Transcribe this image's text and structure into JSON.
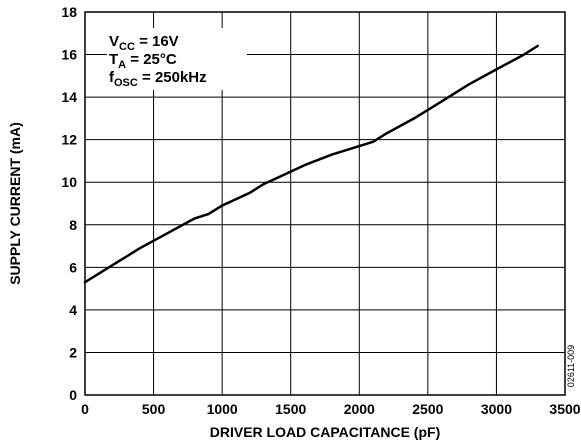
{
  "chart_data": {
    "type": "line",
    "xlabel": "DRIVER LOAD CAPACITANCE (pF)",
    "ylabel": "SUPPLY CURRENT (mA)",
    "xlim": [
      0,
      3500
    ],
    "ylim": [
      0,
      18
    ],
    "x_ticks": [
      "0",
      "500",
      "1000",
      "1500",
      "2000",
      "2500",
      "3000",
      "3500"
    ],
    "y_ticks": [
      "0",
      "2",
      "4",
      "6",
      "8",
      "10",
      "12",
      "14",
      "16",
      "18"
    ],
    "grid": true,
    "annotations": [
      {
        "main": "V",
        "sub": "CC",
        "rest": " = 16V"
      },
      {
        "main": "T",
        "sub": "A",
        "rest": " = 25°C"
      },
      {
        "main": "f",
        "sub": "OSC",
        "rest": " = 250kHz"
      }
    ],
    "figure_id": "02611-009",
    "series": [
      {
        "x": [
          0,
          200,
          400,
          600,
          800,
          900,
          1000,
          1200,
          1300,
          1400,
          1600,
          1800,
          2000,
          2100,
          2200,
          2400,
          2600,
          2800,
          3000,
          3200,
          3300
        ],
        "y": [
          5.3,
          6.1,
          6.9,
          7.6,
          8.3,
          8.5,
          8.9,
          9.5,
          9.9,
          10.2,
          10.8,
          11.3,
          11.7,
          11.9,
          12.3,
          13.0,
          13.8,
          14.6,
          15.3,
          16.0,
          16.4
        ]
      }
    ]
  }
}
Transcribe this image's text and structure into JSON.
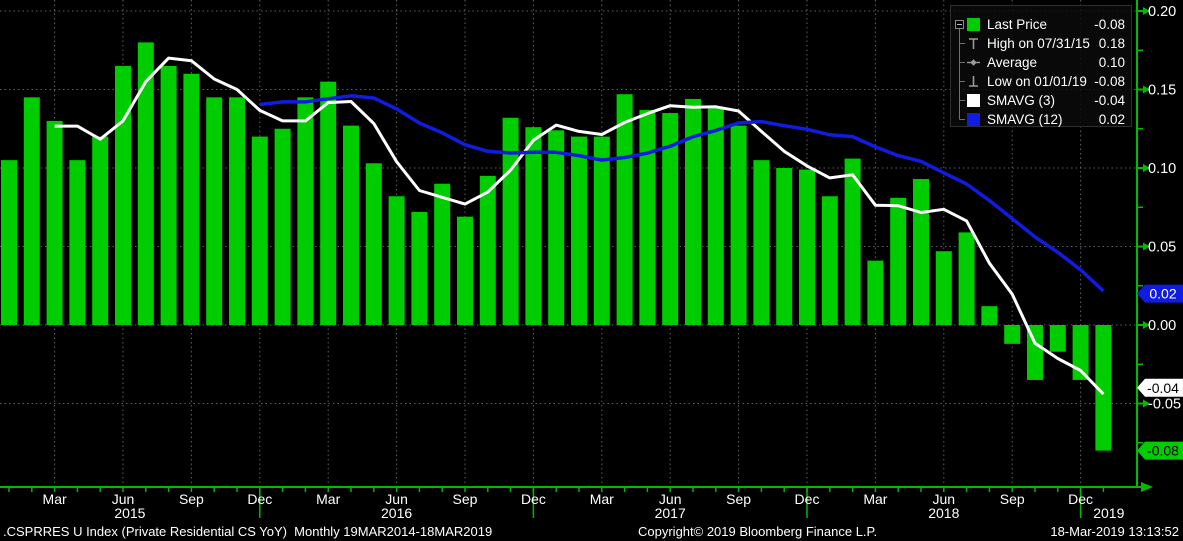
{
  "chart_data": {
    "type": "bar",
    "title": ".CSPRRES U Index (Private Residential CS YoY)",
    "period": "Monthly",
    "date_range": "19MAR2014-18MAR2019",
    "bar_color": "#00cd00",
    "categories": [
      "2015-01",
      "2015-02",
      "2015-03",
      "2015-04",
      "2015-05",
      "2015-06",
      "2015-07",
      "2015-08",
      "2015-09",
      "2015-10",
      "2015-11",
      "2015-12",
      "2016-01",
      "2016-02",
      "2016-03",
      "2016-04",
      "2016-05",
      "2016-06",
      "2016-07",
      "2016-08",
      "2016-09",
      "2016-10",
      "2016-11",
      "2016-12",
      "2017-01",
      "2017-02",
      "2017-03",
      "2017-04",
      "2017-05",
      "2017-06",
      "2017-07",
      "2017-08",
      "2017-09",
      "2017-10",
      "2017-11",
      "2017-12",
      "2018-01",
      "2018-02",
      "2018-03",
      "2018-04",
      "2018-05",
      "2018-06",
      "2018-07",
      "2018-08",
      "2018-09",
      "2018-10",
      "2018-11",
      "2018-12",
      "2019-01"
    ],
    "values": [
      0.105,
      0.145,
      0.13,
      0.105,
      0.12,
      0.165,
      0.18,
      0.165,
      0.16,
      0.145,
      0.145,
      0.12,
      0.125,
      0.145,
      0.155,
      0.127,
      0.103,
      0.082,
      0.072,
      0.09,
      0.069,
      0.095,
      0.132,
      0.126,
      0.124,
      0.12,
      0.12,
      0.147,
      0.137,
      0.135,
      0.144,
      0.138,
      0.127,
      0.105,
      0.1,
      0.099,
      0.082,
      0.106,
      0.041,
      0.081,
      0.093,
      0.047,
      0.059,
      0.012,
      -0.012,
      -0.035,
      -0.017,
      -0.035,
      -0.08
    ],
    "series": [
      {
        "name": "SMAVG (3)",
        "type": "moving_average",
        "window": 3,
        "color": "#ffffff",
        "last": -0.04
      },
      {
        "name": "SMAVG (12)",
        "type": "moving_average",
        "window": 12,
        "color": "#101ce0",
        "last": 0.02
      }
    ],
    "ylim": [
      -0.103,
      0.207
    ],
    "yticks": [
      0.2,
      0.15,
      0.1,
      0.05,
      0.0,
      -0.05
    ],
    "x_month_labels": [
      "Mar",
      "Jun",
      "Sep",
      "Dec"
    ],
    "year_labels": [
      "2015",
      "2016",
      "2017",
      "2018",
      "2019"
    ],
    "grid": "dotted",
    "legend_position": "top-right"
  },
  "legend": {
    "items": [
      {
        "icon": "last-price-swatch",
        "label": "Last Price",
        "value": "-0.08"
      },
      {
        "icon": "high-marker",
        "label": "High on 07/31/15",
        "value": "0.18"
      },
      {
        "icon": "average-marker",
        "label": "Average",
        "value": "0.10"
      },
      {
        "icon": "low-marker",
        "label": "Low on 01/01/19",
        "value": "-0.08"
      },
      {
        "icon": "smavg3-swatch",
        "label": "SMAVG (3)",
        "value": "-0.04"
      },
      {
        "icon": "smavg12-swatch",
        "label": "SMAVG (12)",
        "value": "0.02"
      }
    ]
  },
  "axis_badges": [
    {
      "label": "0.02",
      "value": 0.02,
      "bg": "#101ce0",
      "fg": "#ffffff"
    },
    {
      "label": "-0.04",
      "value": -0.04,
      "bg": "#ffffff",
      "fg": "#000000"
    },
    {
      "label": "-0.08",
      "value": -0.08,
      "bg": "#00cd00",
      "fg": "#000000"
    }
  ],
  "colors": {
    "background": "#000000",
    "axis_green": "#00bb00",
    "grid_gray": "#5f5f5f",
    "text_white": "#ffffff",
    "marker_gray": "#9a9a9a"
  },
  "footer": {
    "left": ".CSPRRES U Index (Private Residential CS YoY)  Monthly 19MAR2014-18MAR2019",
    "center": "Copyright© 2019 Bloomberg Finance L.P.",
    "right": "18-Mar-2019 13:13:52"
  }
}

--------

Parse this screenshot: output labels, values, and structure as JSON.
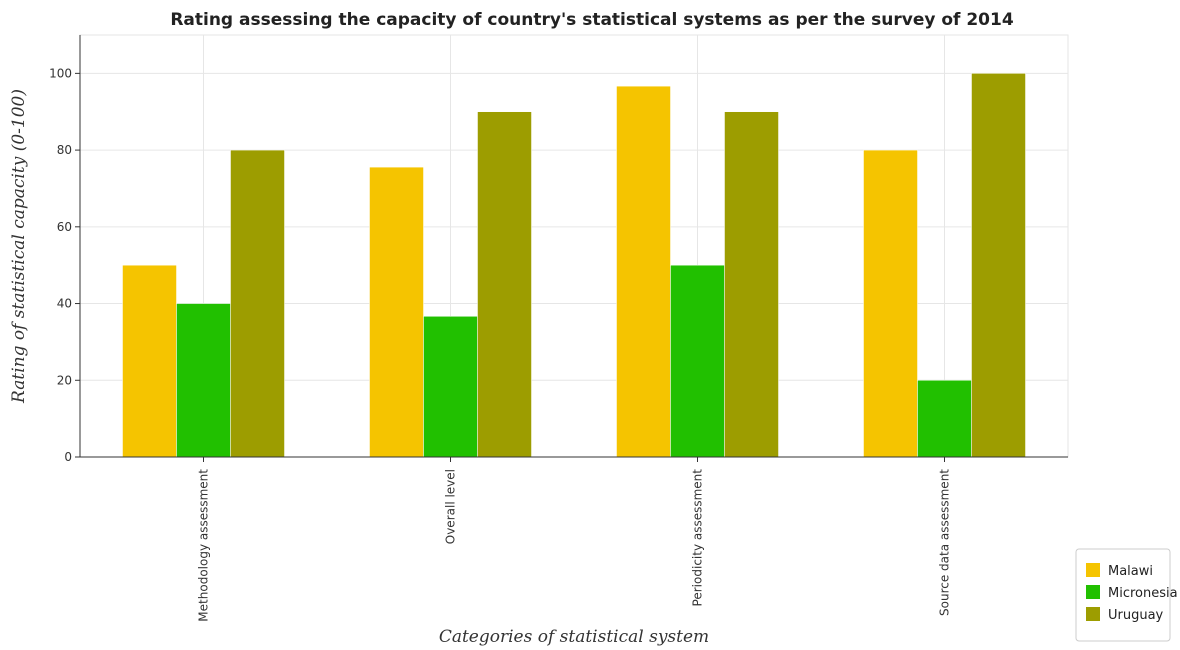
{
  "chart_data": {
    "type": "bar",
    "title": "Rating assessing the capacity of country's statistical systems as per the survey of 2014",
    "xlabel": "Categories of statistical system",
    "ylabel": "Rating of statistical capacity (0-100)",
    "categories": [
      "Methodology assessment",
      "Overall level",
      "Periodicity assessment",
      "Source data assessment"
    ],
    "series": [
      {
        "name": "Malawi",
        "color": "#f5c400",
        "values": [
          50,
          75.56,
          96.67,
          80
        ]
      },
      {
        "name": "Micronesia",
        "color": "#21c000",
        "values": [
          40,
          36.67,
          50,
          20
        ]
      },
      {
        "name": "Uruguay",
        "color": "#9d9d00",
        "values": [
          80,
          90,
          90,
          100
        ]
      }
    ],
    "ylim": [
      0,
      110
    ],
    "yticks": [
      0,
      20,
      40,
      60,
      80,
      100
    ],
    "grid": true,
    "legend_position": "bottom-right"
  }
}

--------

• **TASK DETAILS**
Return every line of the preceding records in which the word "swatch" appears.

• **EXERCISE RESULT**
        "icon": "last-price-swatch",
        "icon": "smavg3-swatch",
        "icon": "smavg12-swatch",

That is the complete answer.